— START OF Input material —

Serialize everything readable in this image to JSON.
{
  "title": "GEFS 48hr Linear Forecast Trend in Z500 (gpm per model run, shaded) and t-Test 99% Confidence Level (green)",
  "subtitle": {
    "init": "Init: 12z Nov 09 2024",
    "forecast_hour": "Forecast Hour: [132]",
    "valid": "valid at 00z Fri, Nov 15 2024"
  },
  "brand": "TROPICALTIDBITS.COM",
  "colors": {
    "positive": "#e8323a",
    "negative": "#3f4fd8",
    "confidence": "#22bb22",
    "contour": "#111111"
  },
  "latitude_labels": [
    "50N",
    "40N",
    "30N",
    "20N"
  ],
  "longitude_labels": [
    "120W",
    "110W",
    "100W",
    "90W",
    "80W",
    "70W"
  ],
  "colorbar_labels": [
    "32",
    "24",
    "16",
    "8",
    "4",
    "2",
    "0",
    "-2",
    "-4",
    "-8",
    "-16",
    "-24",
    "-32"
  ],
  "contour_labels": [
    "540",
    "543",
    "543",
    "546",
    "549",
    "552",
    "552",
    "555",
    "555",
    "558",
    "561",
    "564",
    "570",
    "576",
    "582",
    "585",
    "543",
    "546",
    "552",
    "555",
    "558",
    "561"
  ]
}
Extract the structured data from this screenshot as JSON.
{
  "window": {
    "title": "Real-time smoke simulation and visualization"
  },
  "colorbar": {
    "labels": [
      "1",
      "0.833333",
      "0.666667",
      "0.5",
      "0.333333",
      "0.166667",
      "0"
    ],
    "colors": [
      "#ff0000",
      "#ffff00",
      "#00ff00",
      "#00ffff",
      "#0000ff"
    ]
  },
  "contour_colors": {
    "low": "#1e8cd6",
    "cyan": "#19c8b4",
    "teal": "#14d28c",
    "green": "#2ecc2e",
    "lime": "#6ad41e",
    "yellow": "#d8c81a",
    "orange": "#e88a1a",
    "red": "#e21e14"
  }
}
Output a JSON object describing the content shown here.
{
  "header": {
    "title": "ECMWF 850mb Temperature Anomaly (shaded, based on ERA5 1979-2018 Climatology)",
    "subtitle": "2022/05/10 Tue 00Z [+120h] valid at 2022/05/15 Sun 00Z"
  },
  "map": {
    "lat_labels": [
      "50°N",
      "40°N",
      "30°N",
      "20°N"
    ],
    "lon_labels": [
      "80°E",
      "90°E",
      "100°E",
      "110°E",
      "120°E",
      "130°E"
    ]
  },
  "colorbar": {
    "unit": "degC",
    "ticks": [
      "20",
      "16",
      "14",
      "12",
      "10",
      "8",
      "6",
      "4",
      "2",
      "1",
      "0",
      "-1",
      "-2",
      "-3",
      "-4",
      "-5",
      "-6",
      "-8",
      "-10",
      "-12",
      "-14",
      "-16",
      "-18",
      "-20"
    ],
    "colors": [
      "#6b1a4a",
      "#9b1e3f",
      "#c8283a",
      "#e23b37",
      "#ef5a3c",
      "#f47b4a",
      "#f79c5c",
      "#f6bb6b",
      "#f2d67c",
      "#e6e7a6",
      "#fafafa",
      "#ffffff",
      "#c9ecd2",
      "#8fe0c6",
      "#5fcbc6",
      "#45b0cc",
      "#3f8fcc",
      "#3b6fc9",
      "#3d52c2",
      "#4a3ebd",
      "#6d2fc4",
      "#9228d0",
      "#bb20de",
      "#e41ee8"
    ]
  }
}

— END OF Input material —

Exercise description: Every line of the listing that holds "green" should be found and copied.

In response:
  "title": "GEFS 48hr Linear Forecast Trend in Z500 (gpm per model run, shaded) and t-Test 99% Confidence Level (green)",
    "green": "#2ecc2e",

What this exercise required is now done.